Provided data =
§
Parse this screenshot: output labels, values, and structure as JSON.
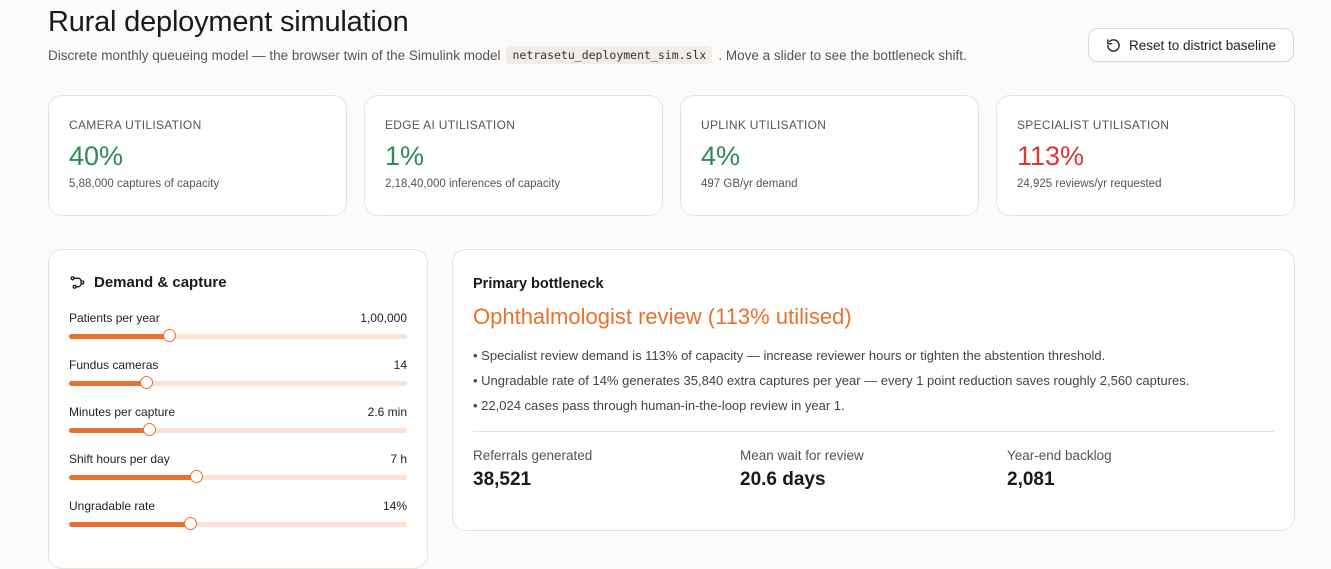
{
  "header": {
    "title": "Rural deployment simulation",
    "subtitle_before": "Discrete monthly queueing model — the browser twin of the Simulink model",
    "model_file": "netrasetu_deployment_sim.slx",
    "subtitle_after": ". Move a slider to see the bottleneck shift.",
    "reset_label": "Reset to district baseline",
    "reset_icon": "rotate-ccw-icon"
  },
  "kpis": [
    {
      "label": "CAMERA UTILISATION",
      "value": "40%",
      "sub": "5,88,000 captures of capacity",
      "color": "#2e8b57"
    },
    {
      "label": "EDGE AI UTILISATION",
      "value": "1%",
      "sub": "2,18,40,000 inferences of capacity",
      "color": "#2e8b57"
    },
    {
      "label": "UPLINK UTILISATION",
      "value": "4%",
      "sub": "497 GB/yr demand",
      "color": "#2e8b57"
    },
    {
      "label": "SPECIALIST UTILISATION",
      "value": "113%",
      "sub": "24,925 reviews/yr requested",
      "color": "#d63838"
    }
  ],
  "controls": {
    "title": "Demand & capture",
    "icon": "waypoints-icon",
    "accent": "#e8722d",
    "sliders": [
      {
        "label": "Patients per year",
        "value": "1,00,000",
        "fraction": 0.3
      },
      {
        "label": "Fundus cameras",
        "value": "14",
        "fraction": 0.23
      },
      {
        "label": "Minutes per capture",
        "value": "2.6 min",
        "fraction": 0.24
      },
      {
        "label": "Shift hours per day",
        "value": "7 h",
        "fraction": 0.38
      },
      {
        "label": "Ungradable rate",
        "value": "14%",
        "fraction": 0.36
      }
    ]
  },
  "bottleneck": {
    "label": "Primary bottleneck",
    "title": "Ophthalmologist review (113% utilised)",
    "items": [
      "• Specialist review demand is 113% of capacity — increase reviewer hours or tighten the abstention threshold.",
      "• Ungradable rate of 14% generates 35,840 extra captures per year — every 1 point reduction saves roughly 2,560 captures.",
      "• 22,024 cases pass through human-in-the-loop review in year 1."
    ],
    "stats": [
      {
        "label": "Referrals generated",
        "value": "38,521"
      },
      {
        "label": "Mean wait for review",
        "value": "20.6 days"
      },
      {
        "label": "Year-end backlog",
        "value": "2,081"
      }
    ]
  }
}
§
What you should do = Pictures are not part of the copy; reproduce everything else in the records exactly.

Exercise output =
Parse this screenshot: output labels, values, and structure as JSON.
{
  "header": {
    "title": "Rural deployment simulation",
    "subtitle_before": "Discrete monthly queueing model — the browser twin of the Simulink model",
    "model_file": "netrasetu_deployment_sim.slx",
    "subtitle_after": ". Move a slider to see the bottleneck shift.",
    "reset_label": "Reset to district baseline",
    "reset_icon": "rotate-ccw-icon"
  },
  "kpis": [
    {
      "label": "CAMERA UTILISATION",
      "value": "40%",
      "sub": "5,88,000 captures of capacity",
      "color": "#2e8b57"
    },
    {
      "label": "EDGE AI UTILISATION",
      "value": "1%",
      "sub": "2,18,40,000 inferences of capacity",
      "color": "#2e8b57"
    },
    {
      "label": "UPLINK UTILISATION",
      "value": "4%",
      "sub": "497 GB/yr demand",
      "color": "#2e8b57"
    },
    {
      "label": "SPECIALIST UTILISATION",
      "value": "113%",
      "sub": "24,925 reviews/yr requested",
      "color": "#d63838"
    }
  ],
  "controls": {
    "title": "Demand & capture",
    "icon": "waypoints-icon",
    "accent": "#e8722d",
    "sliders": [
      {
        "label": "Patients per year",
        "value": "1,00,000",
        "fraction": 0.3
      },
      {
        "label": "Fundus cameras",
        "value": "14",
        "fraction": 0.23
      },
      {
        "label": "Minutes per capture",
        "value": "2.6 min",
        "fraction": 0.24
      },
      {
        "label": "Shift hours per day",
        "value": "7 h",
        "fraction": 0.38
      },
      {
        "label": "Ungradable rate",
        "value": "14%",
        "fraction": 0.36
      }
    ]
  },
  "bottleneck": {
    "label": "Primary bottleneck",
    "title": "Ophthalmologist review (113% utilised)",
    "items": [
      "• Specialist review demand is 113% of capacity — increase reviewer hours or tighten the abstention threshold.",
      "• Ungradable rate of 14% generates 35,840 extra captures per year — every 1 point reduction saves roughly 2,560 captures.",
      "• 22,024 cases pass through human-in-the-loop review in year 1."
    ],
    "stats": [
      {
        "label": "Referrals generated",
        "value": "38,521"
      },
      {
        "label": "Mean wait for review",
        "value": "20.6 days"
      },
      {
        "label": "Year-end backlog",
        "value": "2,081"
      }
    ]
  }
}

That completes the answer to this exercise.